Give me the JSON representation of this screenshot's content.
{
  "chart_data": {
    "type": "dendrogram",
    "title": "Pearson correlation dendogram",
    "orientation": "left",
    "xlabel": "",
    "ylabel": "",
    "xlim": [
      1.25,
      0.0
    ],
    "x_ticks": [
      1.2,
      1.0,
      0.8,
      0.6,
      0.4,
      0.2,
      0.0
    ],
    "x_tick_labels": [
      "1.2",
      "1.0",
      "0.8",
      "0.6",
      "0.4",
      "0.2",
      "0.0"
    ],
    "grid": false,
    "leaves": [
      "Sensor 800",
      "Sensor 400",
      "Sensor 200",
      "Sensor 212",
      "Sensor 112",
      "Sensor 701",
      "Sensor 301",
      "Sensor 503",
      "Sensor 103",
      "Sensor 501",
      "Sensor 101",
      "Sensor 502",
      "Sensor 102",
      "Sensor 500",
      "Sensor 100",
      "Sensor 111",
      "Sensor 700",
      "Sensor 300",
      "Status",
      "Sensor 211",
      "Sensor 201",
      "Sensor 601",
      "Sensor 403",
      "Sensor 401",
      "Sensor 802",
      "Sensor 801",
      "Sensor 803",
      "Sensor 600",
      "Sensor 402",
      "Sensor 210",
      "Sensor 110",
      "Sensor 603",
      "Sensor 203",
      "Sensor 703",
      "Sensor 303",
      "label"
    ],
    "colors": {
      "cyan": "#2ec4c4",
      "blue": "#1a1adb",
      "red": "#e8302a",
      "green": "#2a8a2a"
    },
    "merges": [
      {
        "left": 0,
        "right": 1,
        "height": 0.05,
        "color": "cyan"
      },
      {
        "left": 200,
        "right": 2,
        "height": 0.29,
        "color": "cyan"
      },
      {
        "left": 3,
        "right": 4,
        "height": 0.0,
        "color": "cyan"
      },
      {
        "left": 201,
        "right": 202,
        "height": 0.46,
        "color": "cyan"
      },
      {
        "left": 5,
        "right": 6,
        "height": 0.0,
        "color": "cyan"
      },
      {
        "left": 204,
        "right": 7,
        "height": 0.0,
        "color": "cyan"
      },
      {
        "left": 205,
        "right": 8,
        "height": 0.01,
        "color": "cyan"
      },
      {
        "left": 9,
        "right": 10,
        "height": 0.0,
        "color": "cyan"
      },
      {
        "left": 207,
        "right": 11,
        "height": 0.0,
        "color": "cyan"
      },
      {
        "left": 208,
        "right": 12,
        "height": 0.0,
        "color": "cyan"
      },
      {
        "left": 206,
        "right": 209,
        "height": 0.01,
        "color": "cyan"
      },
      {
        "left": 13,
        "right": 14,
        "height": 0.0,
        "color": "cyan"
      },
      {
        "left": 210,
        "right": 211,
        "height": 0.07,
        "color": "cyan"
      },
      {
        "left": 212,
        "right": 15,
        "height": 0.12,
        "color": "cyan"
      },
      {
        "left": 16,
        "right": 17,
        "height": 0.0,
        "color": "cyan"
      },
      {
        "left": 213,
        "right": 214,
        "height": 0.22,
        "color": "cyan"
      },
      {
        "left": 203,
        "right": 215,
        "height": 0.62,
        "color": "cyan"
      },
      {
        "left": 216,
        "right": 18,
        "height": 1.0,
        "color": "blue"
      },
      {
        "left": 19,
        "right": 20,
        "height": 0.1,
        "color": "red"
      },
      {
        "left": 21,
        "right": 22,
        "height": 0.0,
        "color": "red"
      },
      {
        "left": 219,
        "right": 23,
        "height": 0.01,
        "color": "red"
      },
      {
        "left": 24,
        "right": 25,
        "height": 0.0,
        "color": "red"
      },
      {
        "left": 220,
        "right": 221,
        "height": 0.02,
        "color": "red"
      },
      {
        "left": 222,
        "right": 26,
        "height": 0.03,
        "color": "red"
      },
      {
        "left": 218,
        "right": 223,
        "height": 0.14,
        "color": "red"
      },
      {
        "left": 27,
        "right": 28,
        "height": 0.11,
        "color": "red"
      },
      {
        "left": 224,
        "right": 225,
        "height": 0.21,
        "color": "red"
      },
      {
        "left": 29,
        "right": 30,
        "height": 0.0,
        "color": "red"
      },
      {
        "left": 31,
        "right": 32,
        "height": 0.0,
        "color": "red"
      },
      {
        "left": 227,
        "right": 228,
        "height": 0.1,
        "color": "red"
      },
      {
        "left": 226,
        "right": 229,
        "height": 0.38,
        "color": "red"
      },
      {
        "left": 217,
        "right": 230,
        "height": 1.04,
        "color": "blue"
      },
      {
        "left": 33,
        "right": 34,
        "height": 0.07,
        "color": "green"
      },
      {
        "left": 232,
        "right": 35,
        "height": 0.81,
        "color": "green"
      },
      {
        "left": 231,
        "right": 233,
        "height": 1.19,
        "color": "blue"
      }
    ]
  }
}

Exercise instructions = The records above should be duplicated in full, exactly as given.

Exercise answer =
Give me the JSON representation of this screenshot's content.
{
  "chart_data": {
    "type": "dendrogram",
    "title": "Pearson correlation dendogram",
    "orientation": "left",
    "xlabel": "",
    "ylabel": "",
    "xlim": [
      1.25,
      0.0
    ],
    "x_ticks": [
      1.2,
      1.0,
      0.8,
      0.6,
      0.4,
      0.2,
      0.0
    ],
    "x_tick_labels": [
      "1.2",
      "1.0",
      "0.8",
      "0.6",
      "0.4",
      "0.2",
      "0.0"
    ],
    "grid": false,
    "leaves": [
      "Sensor 800",
      "Sensor 400",
      "Sensor 200",
      "Sensor 212",
      "Sensor 112",
      "Sensor 701",
      "Sensor 301",
      "Sensor 503",
      "Sensor 103",
      "Sensor 501",
      "Sensor 101",
      "Sensor 502",
      "Sensor 102",
      "Sensor 500",
      "Sensor 100",
      "Sensor 111",
      "Sensor 700",
      "Sensor 300",
      "Status",
      "Sensor 211",
      "Sensor 201",
      "Sensor 601",
      "Sensor 403",
      "Sensor 401",
      "Sensor 802",
      "Sensor 801",
      "Sensor 803",
      "Sensor 600",
      "Sensor 402",
      "Sensor 210",
      "Sensor 110",
      "Sensor 603",
      "Sensor 203",
      "Sensor 703",
      "Sensor 303",
      "label"
    ],
    "colors": {
      "cyan": "#2ec4c4",
      "blue": "#1a1adb",
      "red": "#e8302a",
      "green": "#2a8a2a"
    },
    "merges": [
      {
        "left": 0,
        "right": 1,
        "height": 0.05,
        "color": "cyan"
      },
      {
        "left": 200,
        "right": 2,
        "height": 0.29,
        "color": "cyan"
      },
      {
        "left": 3,
        "right": 4,
        "height": 0.0,
        "color": "cyan"
      },
      {
        "left": 201,
        "right": 202,
        "height": 0.46,
        "color": "cyan"
      },
      {
        "left": 5,
        "right": 6,
        "height": 0.0,
        "color": "cyan"
      },
      {
        "left": 204,
        "right": 7,
        "height": 0.0,
        "color": "cyan"
      },
      {
        "left": 205,
        "right": 8,
        "height": 0.01,
        "color": "cyan"
      },
      {
        "left": 9,
        "right": 10,
        "height": 0.0,
        "color": "cyan"
      },
      {
        "left": 207,
        "right": 11,
        "height": 0.0,
        "color": "cyan"
      },
      {
        "left": 208,
        "right": 12,
        "height": 0.0,
        "color": "cyan"
      },
      {
        "left": 206,
        "right": 209,
        "height": 0.01,
        "color": "cyan"
      },
      {
        "left": 13,
        "right": 14,
        "height": 0.0,
        "color": "cyan"
      },
      {
        "left": 210,
        "right": 211,
        "height": 0.07,
        "color": "cyan"
      },
      {
        "left": 212,
        "right": 15,
        "height": 0.12,
        "color": "cyan"
      },
      {
        "left": 16,
        "right": 17,
        "height": 0.0,
        "color": "cyan"
      },
      {
        "left": 213,
        "right": 214,
        "height": 0.22,
        "color": "cyan"
      },
      {
        "left": 203,
        "right": 215,
        "height": 0.62,
        "color": "cyan"
      },
      {
        "left": 216,
        "right": 18,
        "height": 1.0,
        "color": "blue"
      },
      {
        "left": 19,
        "right": 20,
        "height": 0.1,
        "color": "red"
      },
      {
        "left": 21,
        "right": 22,
        "height": 0.0,
        "color": "red"
      },
      {
        "left": 219,
        "right": 23,
        "height": 0.01,
        "color": "red"
      },
      {
        "left": 24,
        "right": 25,
        "height": 0.0,
        "color": "red"
      },
      {
        "left": 220,
        "right": 221,
        "height": 0.02,
        "color": "red"
      },
      {
        "left": 222,
        "right": 26,
        "height": 0.03,
        "color": "red"
      },
      {
        "left": 218,
        "right": 223,
        "height": 0.14,
        "color": "red"
      },
      {
        "left": 27,
        "right": 28,
        "height": 0.11,
        "color": "red"
      },
      {
        "left": 224,
        "right": 225,
        "height": 0.21,
        "color": "red"
      },
      {
        "left": 29,
        "right": 30,
        "height": 0.0,
        "color": "red"
      },
      {
        "left": 31,
        "right": 32,
        "height": 0.0,
        "color": "red"
      },
      {
        "left": 227,
        "right": 228,
        "height": 0.1,
        "color": "red"
      },
      {
        "left": 226,
        "right": 229,
        "height": 0.38,
        "color": "red"
      },
      {
        "left": 217,
        "right": 230,
        "height": 1.04,
        "color": "blue"
      },
      {
        "left": 33,
        "right": 34,
        "height": 0.07,
        "color": "green"
      },
      {
        "left": 232,
        "right": 35,
        "height": 0.81,
        "color": "green"
      },
      {
        "left": 231,
        "right": 233,
        "height": 1.19,
        "color": "blue"
      }
    ]
  }
}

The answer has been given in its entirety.